══ Given data

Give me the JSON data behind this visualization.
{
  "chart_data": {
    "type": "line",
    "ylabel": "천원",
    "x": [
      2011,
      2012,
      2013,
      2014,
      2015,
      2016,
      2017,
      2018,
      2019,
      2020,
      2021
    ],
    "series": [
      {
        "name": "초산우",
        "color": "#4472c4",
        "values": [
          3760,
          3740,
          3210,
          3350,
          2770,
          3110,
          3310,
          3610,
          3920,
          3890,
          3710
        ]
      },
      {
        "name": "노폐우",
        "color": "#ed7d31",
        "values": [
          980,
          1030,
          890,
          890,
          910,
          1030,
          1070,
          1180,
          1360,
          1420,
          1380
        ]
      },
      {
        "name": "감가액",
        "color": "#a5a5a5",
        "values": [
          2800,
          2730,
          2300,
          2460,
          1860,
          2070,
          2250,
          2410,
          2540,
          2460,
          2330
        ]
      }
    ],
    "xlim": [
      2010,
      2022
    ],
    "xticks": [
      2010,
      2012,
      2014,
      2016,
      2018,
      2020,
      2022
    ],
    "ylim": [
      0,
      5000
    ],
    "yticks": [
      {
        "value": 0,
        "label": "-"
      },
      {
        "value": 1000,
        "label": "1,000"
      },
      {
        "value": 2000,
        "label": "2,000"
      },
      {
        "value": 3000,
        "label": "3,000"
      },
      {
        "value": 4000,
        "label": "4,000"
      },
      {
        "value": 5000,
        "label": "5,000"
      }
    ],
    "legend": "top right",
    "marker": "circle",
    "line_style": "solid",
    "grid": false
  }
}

════

**Exercise objective:**
Transcribe the material above in its entirety. Match it exactly.

**Result:**
Give me the JSON data behind this visualization.
{
  "chart_data": {
    "type": "line",
    "ylabel": "천원",
    "x": [
      2011,
      2012,
      2013,
      2014,
      2015,
      2016,
      2017,
      2018,
      2019,
      2020,
      2021
    ],
    "series": [
      {
        "name": "초산우",
        "color": "#4472c4",
        "values": [
          3760,
          3740,
          3210,
          3350,
          2770,
          3110,
          3310,
          3610,
          3920,
          3890,
          3710
        ]
      },
      {
        "name": "노폐우",
        "color": "#ed7d31",
        "values": [
          980,
          1030,
          890,
          890,
          910,
          1030,
          1070,
          1180,
          1360,
          1420,
          1380
        ]
      },
      {
        "name": "감가액",
        "color": "#a5a5a5",
        "values": [
          2800,
          2730,
          2300,
          2460,
          1860,
          2070,
          2250,
          2410,
          2540,
          2460,
          2330
        ]
      }
    ],
    "xlim": [
      2010,
      2022
    ],
    "xticks": [
      2010,
      2012,
      2014,
      2016,
      2018,
      2020,
      2022
    ],
    "ylim": [
      0,
      5000
    ],
    "yticks": [
      {
        "value": 0,
        "label": "-"
      },
      {
        "value": 1000,
        "label": "1,000"
      },
      {
        "value": 2000,
        "label": "2,000"
      },
      {
        "value": 3000,
        "label": "3,000"
      },
      {
        "value": 4000,
        "label": "4,000"
      },
      {
        "value": 5000,
        "label": "5,000"
      }
    ],
    "legend": "top right",
    "marker": "circle",
    "line_style": "solid",
    "grid": false
  }
}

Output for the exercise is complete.